* begin *

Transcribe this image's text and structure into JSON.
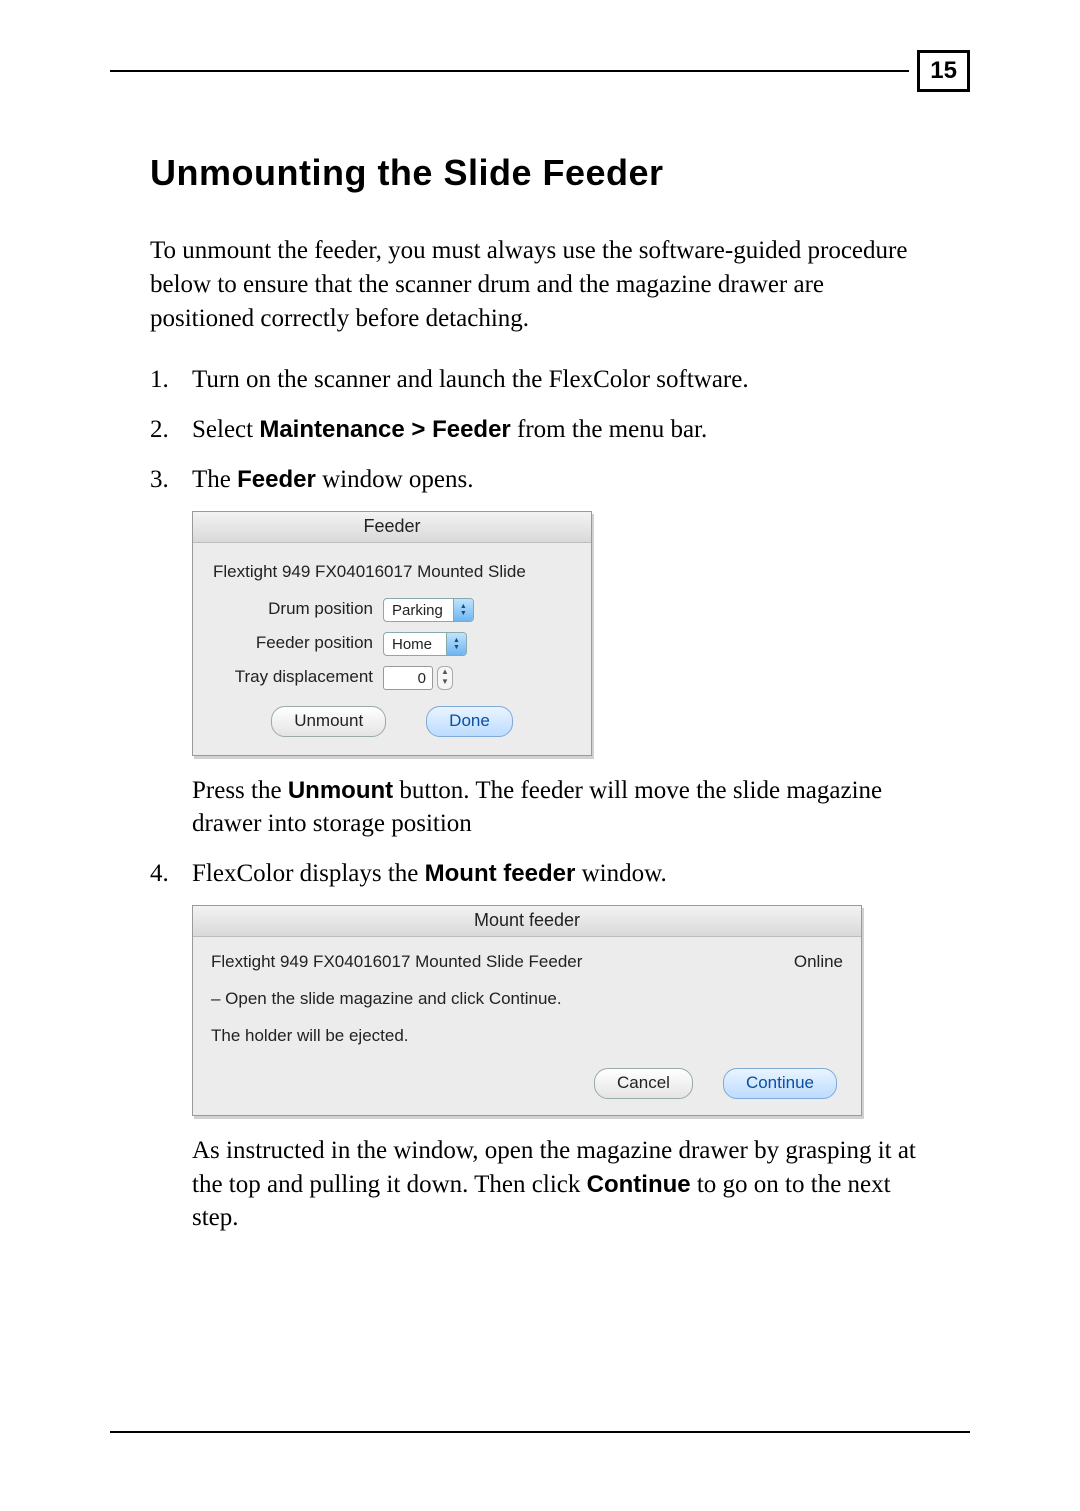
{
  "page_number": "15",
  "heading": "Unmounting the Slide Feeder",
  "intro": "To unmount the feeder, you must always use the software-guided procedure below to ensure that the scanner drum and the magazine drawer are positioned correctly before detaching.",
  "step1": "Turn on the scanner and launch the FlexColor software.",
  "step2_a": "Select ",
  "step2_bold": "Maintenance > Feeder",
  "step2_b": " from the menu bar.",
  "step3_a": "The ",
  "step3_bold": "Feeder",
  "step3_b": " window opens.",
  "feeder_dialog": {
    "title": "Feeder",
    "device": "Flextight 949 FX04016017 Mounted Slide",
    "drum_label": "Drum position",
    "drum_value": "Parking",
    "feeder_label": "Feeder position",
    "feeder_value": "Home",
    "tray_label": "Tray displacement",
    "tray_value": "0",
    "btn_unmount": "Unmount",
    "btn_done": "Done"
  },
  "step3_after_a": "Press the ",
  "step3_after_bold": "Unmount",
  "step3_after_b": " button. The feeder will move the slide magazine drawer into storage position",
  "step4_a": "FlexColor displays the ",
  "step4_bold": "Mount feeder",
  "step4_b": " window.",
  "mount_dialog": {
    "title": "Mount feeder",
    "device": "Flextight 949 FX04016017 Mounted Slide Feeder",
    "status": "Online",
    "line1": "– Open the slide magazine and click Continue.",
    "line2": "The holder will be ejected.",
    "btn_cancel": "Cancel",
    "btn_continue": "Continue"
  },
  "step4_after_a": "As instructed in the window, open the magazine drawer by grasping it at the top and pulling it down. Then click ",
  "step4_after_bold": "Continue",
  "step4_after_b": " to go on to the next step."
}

* end *

- EXERCISE
From the material, report only how many lines include the word "device".

- RESULT OF THE EXERCISE
2